**STATED TASK**
Omit the pictures, then reproduce every remaining record exactly.

**LISTED RECORDS**
—————
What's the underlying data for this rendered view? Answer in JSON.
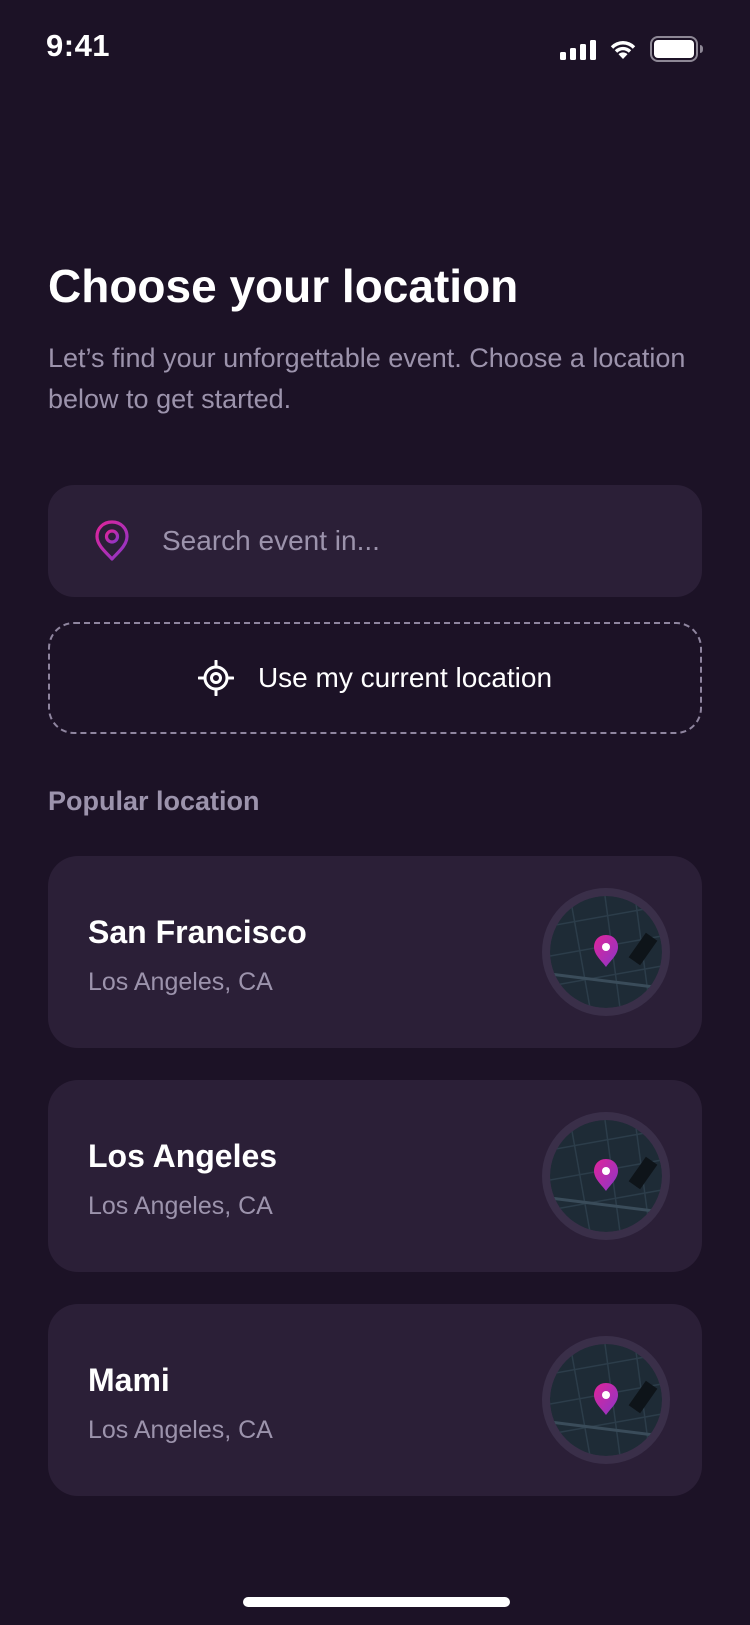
{
  "status_bar": {
    "time": "9:41"
  },
  "header": {
    "title": "Choose your location",
    "subtitle": "Let’s find your unforgettable event. Choose a location below to get started."
  },
  "search": {
    "placeholder": "Search event in...",
    "value": "",
    "icon": "map-pin-icon"
  },
  "current_location": {
    "label": "Use my current location",
    "icon": "target-icon"
  },
  "popular": {
    "title": "Popular location",
    "items": [
      {
        "name": "San Francisco",
        "subtitle": "Los Angeles, CA"
      },
      {
        "name": "Los Angeles",
        "subtitle": "Los Angeles, CA"
      },
      {
        "name": "Mami",
        "subtitle": "Los Angeles, CA"
      }
    ]
  },
  "colors": {
    "background": "#1c1226",
    "card": "#2b1f37",
    "muted_text": "#9c93ac",
    "accent_gradient_start": "#e0249a",
    "accent_gradient_end": "#8a36c8"
  }
}
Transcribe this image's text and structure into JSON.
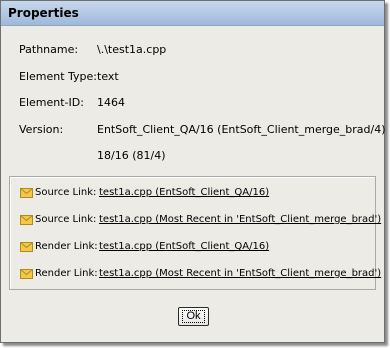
{
  "window": {
    "title": "Properties"
  },
  "properties": [
    {
      "label": "Pathname:",
      "value": "\\.\\test1a.cpp"
    },
    {
      "label": "Element Type:",
      "value": "text"
    },
    {
      "label": "Element-ID:",
      "value": "1464"
    },
    {
      "label": "Version:",
      "value": "EntSoft_Client_QA/16 (EntSoft_Client_merge_brad/4)"
    },
    {
      "label": "",
      "value": "18/16 (81/4)"
    }
  ],
  "links": [
    {
      "icon": "envelope-icon",
      "label": "Source Link:",
      "text": "test1a.cpp (EntSoft_Client_QA/16)"
    },
    {
      "icon": "envelope-icon",
      "label": "Source Link:",
      "text": "test1a.cpp (Most Recent in 'EntSoft_Client_merge_brad')"
    },
    {
      "icon": "envelope-icon",
      "label": "Render Link:",
      "text": "test1a.cpp (EntSoft_Client_QA/16)"
    },
    {
      "icon": "envelope-icon",
      "label": "Render Link:",
      "text": "test1a.cpp (Most Recent in 'EntSoft_Client_merge_brad')"
    }
  ],
  "buttons": {
    "ok_label": "Ok"
  },
  "colors": {
    "titlebar_top": "#c8d8ec",
    "titlebar_bottom": "#9fb9da",
    "dialog_background": "#ecebe6",
    "envelope_fill": "#f2c84b"
  }
}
—————
**RESPONSE**
What's the underlying data for this rendered view? Answer in JSON.
{
  "status_bar": {
    "time": "9:41"
  },
  "header": {
    "title": "Choose your location",
    "subtitle": "Let’s find your unforgettable event. Choose a location below to get started."
  },
  "search": {
    "placeholder": "Search event in...",
    "value": "",
    "icon": "map-pin-icon"
  },
  "current_location": {
    "label": "Use my current location",
    "icon": "target-icon"
  },
  "popular": {
    "title": "Popular location",
    "items": [
      {
        "name": "San Francisco",
        "subtitle": "Los Angeles, CA"
      },
      {
        "name": "Los Angeles",
        "subtitle": "Los Angeles, CA"
      },
      {
        "name": "Mami",
        "subtitle": "Los Angeles, CA"
      }
    ]
  },
  "colors": {
    "background": "#1c1226",
    "card": "#2b1f37",
    "muted_text": "#9c93ac",
    "accent_gradient_start": "#e0249a",
    "accent_gradient_end": "#8a36c8"
  }
}
Transcribe this image's text and structure into JSON.
{
  "window": {
    "title": "Properties"
  },
  "properties": [
    {
      "label": "Pathname:",
      "value": "\\.\\test1a.cpp"
    },
    {
      "label": "Element Type:",
      "value": "text"
    },
    {
      "label": "Element-ID:",
      "value": "1464"
    },
    {
      "label": "Version:",
      "value": "EntSoft_Client_QA/16 (EntSoft_Client_merge_brad/4)"
    },
    {
      "label": "",
      "value": "18/16 (81/4)"
    }
  ],
  "links": [
    {
      "icon": "envelope-icon",
      "label": "Source Link:",
      "text": "test1a.cpp (EntSoft_Client_QA/16)"
    },
    {
      "icon": "envelope-icon",
      "label": "Source Link:",
      "text": "test1a.cpp (Most Recent in 'EntSoft_Client_merge_brad')"
    },
    {
      "icon": "envelope-icon",
      "label": "Render Link:",
      "text": "test1a.cpp (EntSoft_Client_QA/16)"
    },
    {
      "icon": "envelope-icon",
      "label": "Render Link:",
      "text": "test1a.cpp (Most Recent in 'EntSoft_Client_merge_brad')"
    }
  ],
  "buttons": {
    "ok_label": "Ok"
  },
  "colors": {
    "titlebar_top": "#c8d8ec",
    "titlebar_bottom": "#9fb9da",
    "dialog_background": "#ecebe6",
    "envelope_fill": "#f2c84b"
  }
}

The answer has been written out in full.